WHAT TO DO:
Please output the lines shown below exactly as they appear.

PROVIDED INFORMATION:
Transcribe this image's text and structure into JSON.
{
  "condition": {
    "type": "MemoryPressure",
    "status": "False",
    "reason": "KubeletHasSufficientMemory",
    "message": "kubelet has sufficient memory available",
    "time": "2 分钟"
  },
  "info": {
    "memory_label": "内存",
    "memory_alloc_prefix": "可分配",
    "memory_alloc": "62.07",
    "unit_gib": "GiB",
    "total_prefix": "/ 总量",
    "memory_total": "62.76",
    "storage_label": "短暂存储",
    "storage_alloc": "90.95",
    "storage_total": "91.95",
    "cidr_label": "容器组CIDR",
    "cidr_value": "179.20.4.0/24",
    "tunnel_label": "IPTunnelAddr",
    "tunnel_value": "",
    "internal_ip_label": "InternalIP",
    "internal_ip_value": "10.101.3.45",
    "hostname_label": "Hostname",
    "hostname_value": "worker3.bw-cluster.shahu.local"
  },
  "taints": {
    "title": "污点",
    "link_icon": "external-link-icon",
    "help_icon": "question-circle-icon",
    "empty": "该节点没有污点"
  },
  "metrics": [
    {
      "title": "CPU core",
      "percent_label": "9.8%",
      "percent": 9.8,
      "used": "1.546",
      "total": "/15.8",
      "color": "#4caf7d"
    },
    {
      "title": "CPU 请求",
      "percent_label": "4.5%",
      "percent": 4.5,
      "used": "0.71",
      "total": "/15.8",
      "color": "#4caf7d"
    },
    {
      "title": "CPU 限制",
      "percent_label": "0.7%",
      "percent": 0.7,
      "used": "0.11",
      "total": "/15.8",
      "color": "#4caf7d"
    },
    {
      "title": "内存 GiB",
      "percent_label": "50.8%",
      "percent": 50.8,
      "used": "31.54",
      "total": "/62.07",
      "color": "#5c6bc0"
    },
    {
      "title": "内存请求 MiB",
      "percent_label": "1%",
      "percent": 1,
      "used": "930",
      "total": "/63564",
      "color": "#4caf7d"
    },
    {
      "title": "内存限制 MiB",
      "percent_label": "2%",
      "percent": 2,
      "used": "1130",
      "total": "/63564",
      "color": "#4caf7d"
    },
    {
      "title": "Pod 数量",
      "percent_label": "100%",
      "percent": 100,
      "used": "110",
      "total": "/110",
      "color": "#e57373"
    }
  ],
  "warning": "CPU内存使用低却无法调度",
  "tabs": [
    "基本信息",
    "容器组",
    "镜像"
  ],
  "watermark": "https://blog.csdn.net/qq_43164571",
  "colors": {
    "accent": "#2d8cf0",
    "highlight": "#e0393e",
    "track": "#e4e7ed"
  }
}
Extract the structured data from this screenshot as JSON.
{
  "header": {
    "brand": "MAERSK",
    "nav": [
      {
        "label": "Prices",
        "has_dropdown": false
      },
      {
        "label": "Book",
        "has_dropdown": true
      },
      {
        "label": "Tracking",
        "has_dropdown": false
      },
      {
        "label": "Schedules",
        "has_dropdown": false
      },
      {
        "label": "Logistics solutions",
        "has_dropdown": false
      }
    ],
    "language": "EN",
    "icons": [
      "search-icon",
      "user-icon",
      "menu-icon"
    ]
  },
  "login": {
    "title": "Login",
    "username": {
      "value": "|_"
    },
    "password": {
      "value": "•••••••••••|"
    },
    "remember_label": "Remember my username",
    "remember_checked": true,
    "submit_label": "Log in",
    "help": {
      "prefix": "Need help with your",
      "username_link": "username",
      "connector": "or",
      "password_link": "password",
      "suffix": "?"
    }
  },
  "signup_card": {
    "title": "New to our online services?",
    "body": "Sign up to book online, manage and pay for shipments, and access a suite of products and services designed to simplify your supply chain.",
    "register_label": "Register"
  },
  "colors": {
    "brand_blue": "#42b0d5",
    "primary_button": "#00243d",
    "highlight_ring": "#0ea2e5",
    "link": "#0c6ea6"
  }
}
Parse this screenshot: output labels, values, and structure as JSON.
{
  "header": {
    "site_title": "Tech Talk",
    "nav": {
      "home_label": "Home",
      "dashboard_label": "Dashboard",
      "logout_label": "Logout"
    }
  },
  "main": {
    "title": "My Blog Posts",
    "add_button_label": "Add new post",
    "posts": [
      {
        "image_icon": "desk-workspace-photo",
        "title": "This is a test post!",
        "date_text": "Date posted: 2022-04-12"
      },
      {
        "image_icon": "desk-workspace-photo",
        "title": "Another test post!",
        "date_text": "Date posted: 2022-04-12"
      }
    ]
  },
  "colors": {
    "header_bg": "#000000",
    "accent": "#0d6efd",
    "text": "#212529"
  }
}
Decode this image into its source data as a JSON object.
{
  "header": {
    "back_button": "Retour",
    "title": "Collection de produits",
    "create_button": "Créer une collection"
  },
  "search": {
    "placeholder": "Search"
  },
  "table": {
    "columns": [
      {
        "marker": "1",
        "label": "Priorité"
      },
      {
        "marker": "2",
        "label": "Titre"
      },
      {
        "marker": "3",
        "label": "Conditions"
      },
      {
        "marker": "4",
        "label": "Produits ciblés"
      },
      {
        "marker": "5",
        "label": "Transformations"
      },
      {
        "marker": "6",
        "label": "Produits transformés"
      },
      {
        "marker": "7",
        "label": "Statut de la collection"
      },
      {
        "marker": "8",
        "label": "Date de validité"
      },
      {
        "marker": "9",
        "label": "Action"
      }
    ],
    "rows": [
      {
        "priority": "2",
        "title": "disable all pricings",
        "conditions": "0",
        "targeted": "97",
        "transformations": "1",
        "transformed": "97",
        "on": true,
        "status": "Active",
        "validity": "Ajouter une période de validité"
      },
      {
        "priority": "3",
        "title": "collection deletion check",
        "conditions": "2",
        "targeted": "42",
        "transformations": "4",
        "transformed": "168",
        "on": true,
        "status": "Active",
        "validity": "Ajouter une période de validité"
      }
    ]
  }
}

TASK ANSWER:
Transcribe this image's text and structure into JSON.
{
  "condition": {
    "type": "MemoryPressure",
    "status": "False",
    "reason": "KubeletHasSufficientMemory",
    "message": "kubelet has sufficient memory available",
    "time": "2 分钟"
  },
  "info": {
    "memory_label": "内存",
    "memory_alloc_prefix": "可分配",
    "memory_alloc": "62.07",
    "unit_gib": "GiB",
    "total_prefix": "/ 总量",
    "memory_total": "62.76",
    "storage_label": "短暂存储",
    "storage_alloc": "90.95",
    "storage_total": "91.95",
    "cidr_label": "容器组CIDR",
    "cidr_value": "179.20.4.0/24",
    "tunnel_label": "IPTunnelAddr",
    "tunnel_value": "",
    "internal_ip_label": "InternalIP",
    "internal_ip_value": "10.101.3.45",
    "hostname_label": "Hostname",
    "hostname_value": "worker3.bw-cluster.shahu.local"
  },
  "taints": {
    "title": "污点",
    "link_icon": "external-link-icon",
    "help_icon": "question-circle-icon",
    "empty": "该节点没有污点"
  },
  "metrics": [
    {
      "title": "CPU core",
      "percent_label": "9.8%",
      "percent": 9.8,
      "used": "1.546",
      "total": "/15.8",
      "color": "#4caf7d"
    },
    {
      "title": "CPU 请求",
      "percent_label": "4.5%",
      "percent": 4.5,
      "used": "0.71",
      "total": "/15.8",
      "color": "#4caf7d"
    },
    {
      "title": "CPU 限制",
      "percent_label": "0.7%",
      "percent": 0.7,
      "used": "0.11",
      "total": "/15.8",
      "color": "#4caf7d"
    },
    {
      "title": "内存 GiB",
      "percent_label": "50.8%",
      "percent": 50.8,
      "used": "31.54",
      "total": "/62.07",
      "color": "#5c6bc0"
    },
    {
      "title": "内存请求 MiB",
      "percent_label": "1%",
      "percent": 1,
      "used": "930",
      "total": "/63564",
      "color": "#4caf7d"
    },
    {
      "title": "内存限制 MiB",
      "percent_label": "2%",
      "percent": 2,
      "used": "1130",
      "total": "/63564",
      "color": "#4caf7d"
    },
    {
      "title": "Pod 数量",
      "percent_label": "100%",
      "percent": 100,
      "used": "110",
      "total": "/110",
      "color": "#e57373"
    }
  ],
  "warning": "CPU内存使用低却无法调度",
  "tabs": [
    "基本信息",
    "容器组",
    "镜像"
  ],
  "watermark": "https://blog.csdn.net/qq_43164571",
  "colors": {
    "accent": "#2d8cf0",
    "highlight": "#e0393e",
    "track": "#e4e7ed"
  }
}
Extract the structured data from this screenshot as JSON.
{
  "header": {
    "brand": "MAERSK",
    "nav": [
      {
        "label": "Prices",
        "has_dropdown": false
      },
      {
        "label": "Book",
        "has_dropdown": true
      },
      {
        "label": "Tracking",
        "has_dropdown": false
      },
      {
        "label": "Schedules",
        "has_dropdown": false
      },
      {
        "label": "Logistics solutions",
        "has_dropdown": false
      }
    ],
    "language": "EN",
    "icons": [
      "search-icon",
      "user-icon",
      "menu-icon"
    ]
  },
  "login": {
    "title": "Login",
    "username": {
      "value": "|_"
    },
    "password": {
      "value": "•••••••••••|"
    },
    "remember_label": "Remember my username",
    "remember_checked": true,
    "submit_label": "Log in",
    "help": {
      "prefix": "Need help with your",
      "username_link": "username",
      "connector": "or",
      "password_link": "password",
      "suffix": "?"
    }
  },
  "signup_card": {
    "title": "New to our online services?",
    "body": "Sign up to book online, manage and pay for shipments, and access a suite of products and services designed to simplify your supply chain.",
    "register_label": "Register"
  },
  "colors": {
    "brand_blue": "#42b0d5",
    "primary_button": "#00243d",
    "highlight_ring": "#0ea2e5",
    "link": "#0c6ea6"
  }
}
Parse this screenshot: output labels, values, and structure as JSON.
{
  "header": {
    "site_title": "Tech Talk",
    "nav": {
      "home_label": "Home",
      "dashboard_label": "Dashboard",
      "logout_label": "Logout"
    }
  },
  "main": {
    "title": "My Blog Posts",
    "add_button_label": "Add new post",
    "posts": [
      {
        "image_icon": "desk-workspace-photo",
        "title": "This is a test post!",
        "date_text": "Date posted: 2022-04-12"
      },
      {
        "image_icon": "desk-workspace-photo",
        "title": "Another test post!",
        "date_text": "Date posted: 2022-04-12"
      }
    ]
  },
  "colors": {
    "header_bg": "#000000",
    "accent": "#0d6efd",
    "text": "#212529"
  }
}
Decode this image into its source data as a JSON object.
{
  "header": {
    "back_button": "Retour",
    "title": "Collection de produits",
    "create_button": "Créer une collection"
  },
  "search": {
    "placeholder": "Search"
  },
  "table": {
    "columns": [
      {
        "marker": "1",
        "label": "Priorité"
      },
      {
        "marker": "2",
        "label": "Titre"
      },
      {
        "marker": "3",
        "label": "Conditions"
      },
      {
        "marker": "4",
        "label": "Produits ciblés"
      },
      {
        "marker": "5",
        "label": "Transformations"
      },
      {
        "marker": "6",
        "label": "Produits transformés"
      },
      {
        "marker": "7",
        "label": "Statut de la collection"
      },
      {
        "marker": "8",
        "label": "Date de validité"
      },
      {
        "marker": "9",
        "label": "Action"
      }
    ],
    "rows": [
      {
        "priority": "2",
        "title": "disable all pricings",
        "conditions": "0",
        "targeted": "97",
        "transformations": "1",
        "transformed": "97",
        "on": true,
        "status": "Active",
        "validity": "Ajouter une période de validité"
      },
      {
        "priority": "3",
        "title": "collection deletion check",
        "conditions": "2",
        "targeted": "42",
        "transformations": "4",
        "transformed": "168",
        "on": true,
        "status": "Active",
        "validity": "Ajouter une période de validité"
      }
    ]
  }
}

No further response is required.